- [SUPPLIED MATERIAL]:
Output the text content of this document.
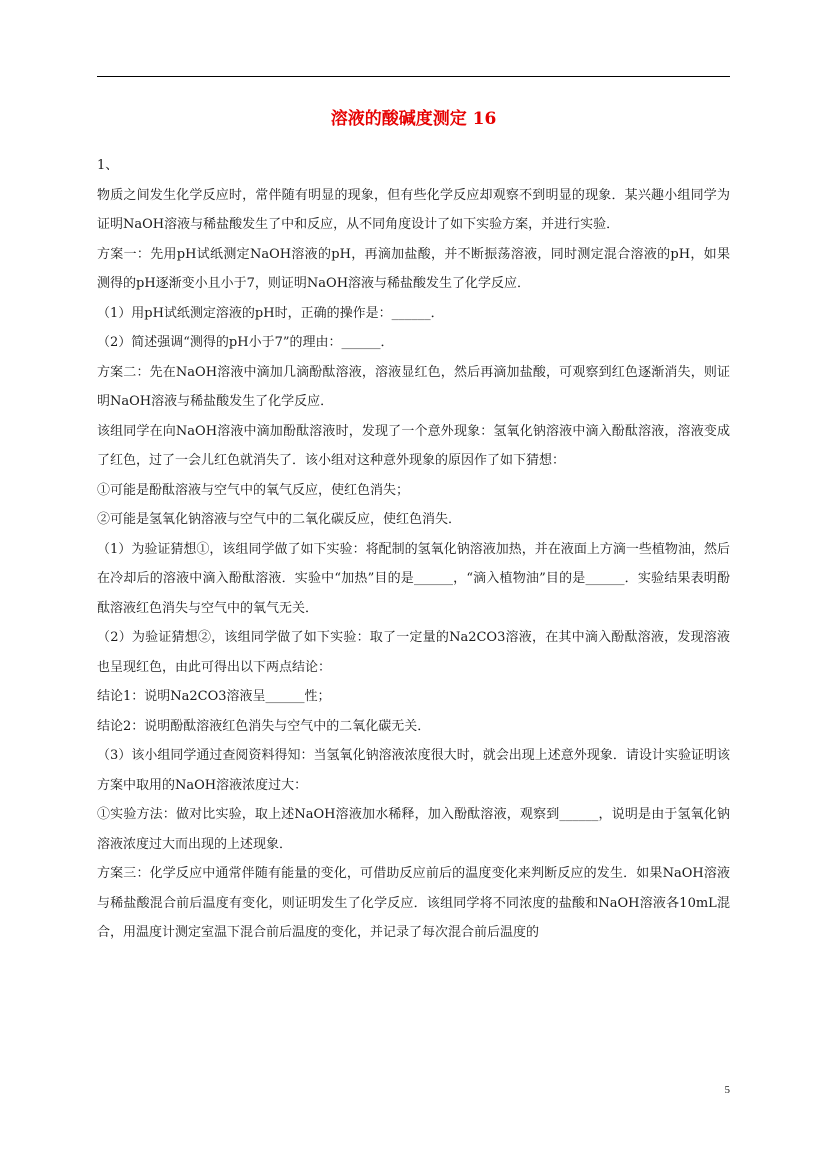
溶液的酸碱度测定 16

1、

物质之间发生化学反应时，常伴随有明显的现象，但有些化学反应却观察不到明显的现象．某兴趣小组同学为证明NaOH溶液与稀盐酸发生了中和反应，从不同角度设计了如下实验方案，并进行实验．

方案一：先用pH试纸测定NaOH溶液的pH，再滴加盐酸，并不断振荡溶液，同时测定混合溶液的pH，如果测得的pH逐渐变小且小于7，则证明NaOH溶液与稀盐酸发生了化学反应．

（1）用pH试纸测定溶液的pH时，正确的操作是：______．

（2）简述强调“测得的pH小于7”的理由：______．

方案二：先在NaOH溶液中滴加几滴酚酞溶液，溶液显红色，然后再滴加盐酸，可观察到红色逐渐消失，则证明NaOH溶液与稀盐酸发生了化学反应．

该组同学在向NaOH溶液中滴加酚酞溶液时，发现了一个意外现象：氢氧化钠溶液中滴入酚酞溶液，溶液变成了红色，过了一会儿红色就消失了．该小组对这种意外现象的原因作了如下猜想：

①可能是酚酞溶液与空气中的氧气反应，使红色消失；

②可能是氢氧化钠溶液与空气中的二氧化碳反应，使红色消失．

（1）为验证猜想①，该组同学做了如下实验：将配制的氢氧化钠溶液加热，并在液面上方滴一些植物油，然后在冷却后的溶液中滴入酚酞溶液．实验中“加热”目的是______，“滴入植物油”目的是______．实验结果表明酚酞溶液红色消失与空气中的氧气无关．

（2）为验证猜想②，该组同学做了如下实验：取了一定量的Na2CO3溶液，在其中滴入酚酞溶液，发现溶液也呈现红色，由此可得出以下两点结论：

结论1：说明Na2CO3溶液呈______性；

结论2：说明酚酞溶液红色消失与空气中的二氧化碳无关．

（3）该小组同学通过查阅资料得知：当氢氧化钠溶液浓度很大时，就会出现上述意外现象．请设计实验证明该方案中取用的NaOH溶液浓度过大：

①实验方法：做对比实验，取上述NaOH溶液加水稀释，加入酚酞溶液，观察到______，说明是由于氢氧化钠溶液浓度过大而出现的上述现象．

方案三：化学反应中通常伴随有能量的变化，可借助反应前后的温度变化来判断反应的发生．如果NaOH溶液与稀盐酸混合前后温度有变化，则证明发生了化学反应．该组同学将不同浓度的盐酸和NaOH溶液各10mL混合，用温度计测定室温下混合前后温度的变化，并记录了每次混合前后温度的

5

- [WORK TO COMPLETE]: Within the listing above, find every line containing the string "该组同学做了如下实验" and return it.

- [TASK SOLUTION]:
（1）为验证猜想①，该组同学做了如下实验：将配制的氢氧化钠溶液加热，并在液面上方滴一些植物油，然后在冷却后的溶液中滴入酚酞溶液．实验中“加热”目的是______，“滴入植物油”目的是______．实验结果表明酚酞溶液红色消失与空气中的氧气无关．
（2）为验证猜想②，该组同学做了如下实验：取了一定量的Na2CO3溶液，在其中滴入酚酞溶液，发现溶液也呈现红色，由此可得出以下两点结论：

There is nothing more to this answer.